### Written exercise
Of all the lines in the records below, how many hold the word "deux"? Give the number alone.
[START OF Provided entries]
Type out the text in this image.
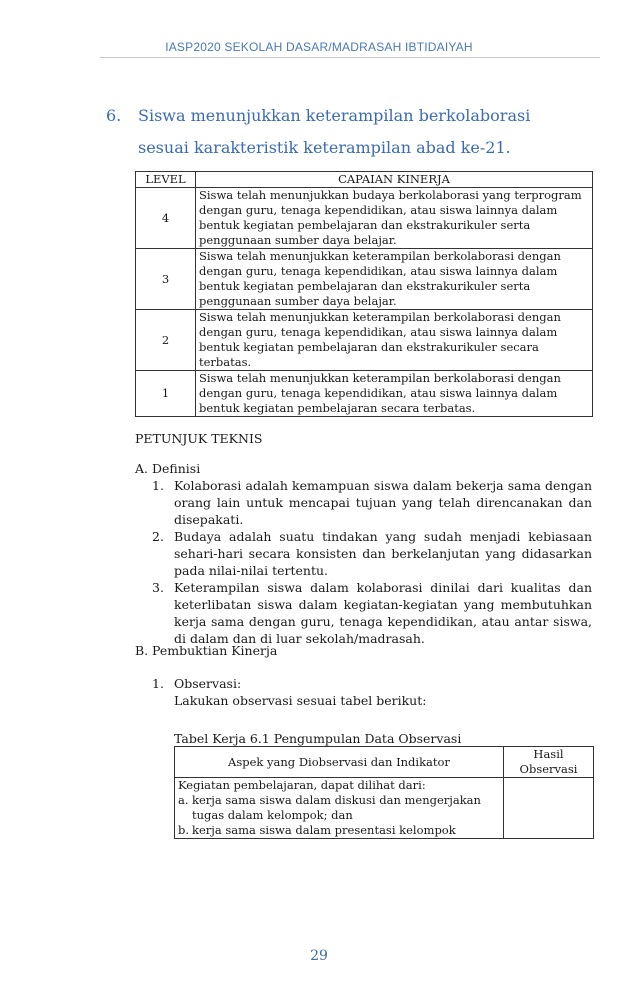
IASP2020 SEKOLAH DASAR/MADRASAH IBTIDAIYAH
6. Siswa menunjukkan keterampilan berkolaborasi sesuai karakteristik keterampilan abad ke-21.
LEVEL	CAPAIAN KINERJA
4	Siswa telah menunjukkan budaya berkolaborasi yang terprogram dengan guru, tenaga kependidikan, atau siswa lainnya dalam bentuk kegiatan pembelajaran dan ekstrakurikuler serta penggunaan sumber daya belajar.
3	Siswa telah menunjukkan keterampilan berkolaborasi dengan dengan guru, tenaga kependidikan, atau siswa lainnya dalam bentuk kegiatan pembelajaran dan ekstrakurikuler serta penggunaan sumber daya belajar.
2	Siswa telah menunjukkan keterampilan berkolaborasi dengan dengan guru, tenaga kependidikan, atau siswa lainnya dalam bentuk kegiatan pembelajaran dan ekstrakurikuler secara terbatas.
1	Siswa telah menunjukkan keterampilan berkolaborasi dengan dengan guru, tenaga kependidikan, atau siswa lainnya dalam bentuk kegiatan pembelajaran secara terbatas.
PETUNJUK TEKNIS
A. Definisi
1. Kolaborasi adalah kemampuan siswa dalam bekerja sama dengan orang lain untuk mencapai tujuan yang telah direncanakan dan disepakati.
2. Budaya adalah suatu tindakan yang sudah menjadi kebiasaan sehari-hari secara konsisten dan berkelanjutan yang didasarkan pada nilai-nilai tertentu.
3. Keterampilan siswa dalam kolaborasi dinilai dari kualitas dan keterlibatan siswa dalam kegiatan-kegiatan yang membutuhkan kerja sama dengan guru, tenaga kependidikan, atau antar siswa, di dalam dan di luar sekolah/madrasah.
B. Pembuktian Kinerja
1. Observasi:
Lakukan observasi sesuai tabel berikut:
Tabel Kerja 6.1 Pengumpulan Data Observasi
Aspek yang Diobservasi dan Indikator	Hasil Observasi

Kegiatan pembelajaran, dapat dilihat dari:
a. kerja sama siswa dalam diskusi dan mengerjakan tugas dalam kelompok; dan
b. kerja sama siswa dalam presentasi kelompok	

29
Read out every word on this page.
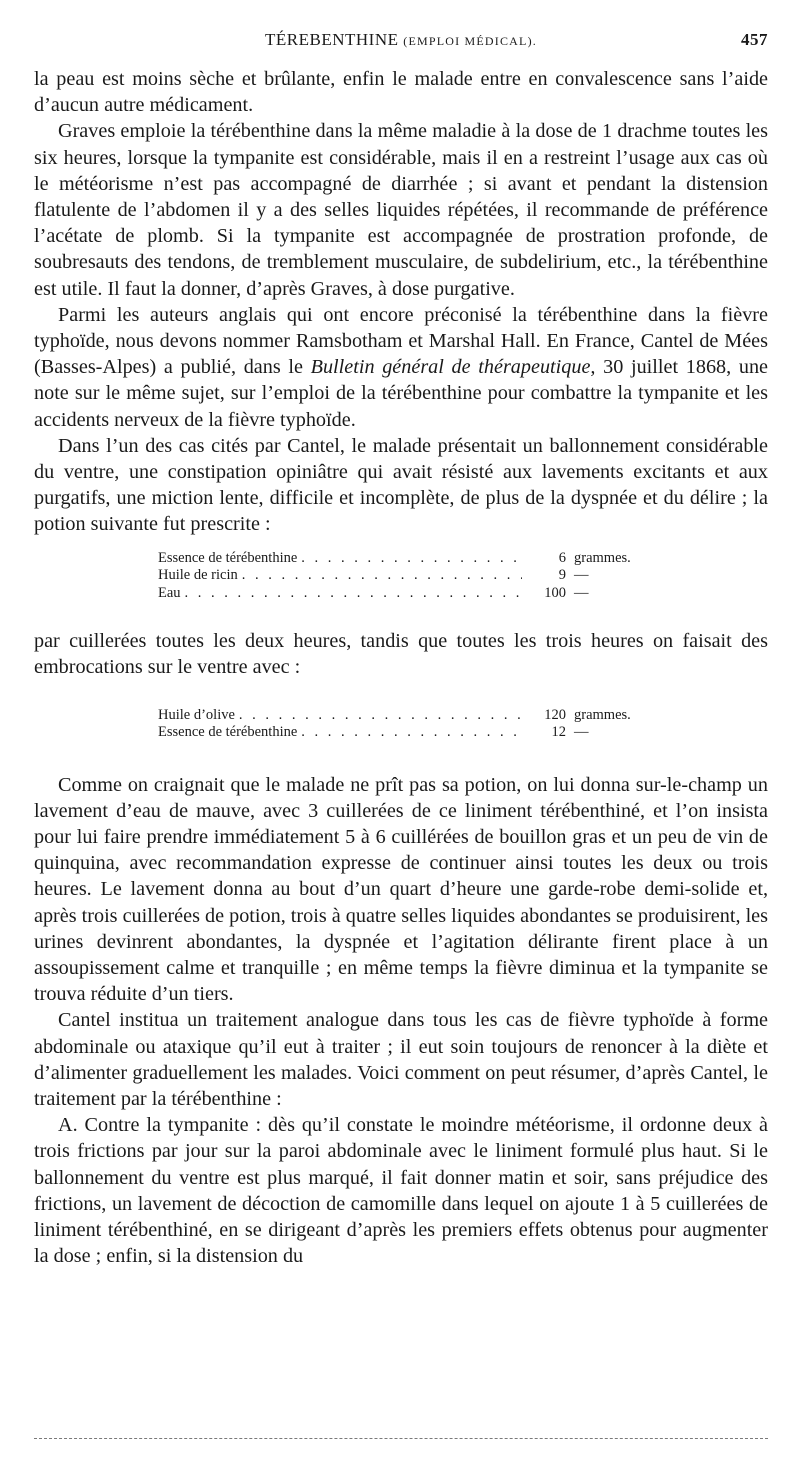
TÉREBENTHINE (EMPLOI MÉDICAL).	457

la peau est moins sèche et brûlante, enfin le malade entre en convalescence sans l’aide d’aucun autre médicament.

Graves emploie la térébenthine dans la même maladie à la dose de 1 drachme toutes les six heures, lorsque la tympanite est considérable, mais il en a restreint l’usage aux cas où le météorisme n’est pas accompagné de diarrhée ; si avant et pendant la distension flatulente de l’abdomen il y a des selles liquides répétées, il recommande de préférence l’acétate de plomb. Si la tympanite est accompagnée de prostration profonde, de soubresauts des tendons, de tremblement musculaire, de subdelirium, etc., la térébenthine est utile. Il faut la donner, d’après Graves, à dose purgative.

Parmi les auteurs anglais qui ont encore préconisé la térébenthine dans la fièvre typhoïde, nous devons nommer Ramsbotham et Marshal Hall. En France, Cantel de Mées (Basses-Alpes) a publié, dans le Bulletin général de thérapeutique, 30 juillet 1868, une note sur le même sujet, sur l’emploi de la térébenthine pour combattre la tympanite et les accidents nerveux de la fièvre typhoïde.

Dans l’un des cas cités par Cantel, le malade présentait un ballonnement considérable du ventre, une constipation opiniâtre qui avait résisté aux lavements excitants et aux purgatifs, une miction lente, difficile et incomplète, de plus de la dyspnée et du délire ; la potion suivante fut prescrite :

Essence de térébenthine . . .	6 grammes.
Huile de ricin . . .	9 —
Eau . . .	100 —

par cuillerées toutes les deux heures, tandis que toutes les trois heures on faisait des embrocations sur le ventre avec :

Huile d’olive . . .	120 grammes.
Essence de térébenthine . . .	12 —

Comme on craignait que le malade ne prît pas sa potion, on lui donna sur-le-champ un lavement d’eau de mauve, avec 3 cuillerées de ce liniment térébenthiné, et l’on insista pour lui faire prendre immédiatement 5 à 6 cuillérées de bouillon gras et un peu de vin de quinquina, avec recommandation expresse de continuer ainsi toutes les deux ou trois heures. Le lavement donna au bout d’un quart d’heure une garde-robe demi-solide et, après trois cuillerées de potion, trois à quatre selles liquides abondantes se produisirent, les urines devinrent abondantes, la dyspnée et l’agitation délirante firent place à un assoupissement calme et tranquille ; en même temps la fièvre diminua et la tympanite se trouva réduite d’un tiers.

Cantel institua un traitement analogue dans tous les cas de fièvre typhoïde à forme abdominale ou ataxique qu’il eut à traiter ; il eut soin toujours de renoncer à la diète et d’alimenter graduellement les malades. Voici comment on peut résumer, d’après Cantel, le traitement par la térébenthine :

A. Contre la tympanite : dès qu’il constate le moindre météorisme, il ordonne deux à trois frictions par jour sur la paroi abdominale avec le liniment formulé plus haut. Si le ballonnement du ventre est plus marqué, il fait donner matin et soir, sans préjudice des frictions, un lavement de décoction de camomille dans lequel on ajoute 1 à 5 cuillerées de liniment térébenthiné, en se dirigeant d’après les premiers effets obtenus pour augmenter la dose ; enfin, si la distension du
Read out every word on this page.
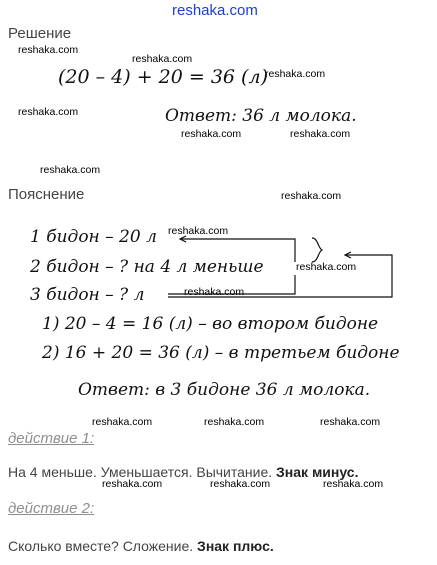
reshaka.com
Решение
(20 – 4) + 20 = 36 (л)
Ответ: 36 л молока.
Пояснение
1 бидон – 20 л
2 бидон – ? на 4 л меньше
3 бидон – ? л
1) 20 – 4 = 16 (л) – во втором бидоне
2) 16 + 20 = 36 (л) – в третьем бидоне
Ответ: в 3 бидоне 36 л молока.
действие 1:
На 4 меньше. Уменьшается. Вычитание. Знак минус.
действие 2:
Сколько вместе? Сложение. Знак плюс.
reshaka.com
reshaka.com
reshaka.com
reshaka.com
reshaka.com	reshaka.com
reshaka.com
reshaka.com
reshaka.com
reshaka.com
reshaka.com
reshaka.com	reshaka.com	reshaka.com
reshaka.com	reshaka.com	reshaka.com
[END OF Provided entries]
### Written reply
3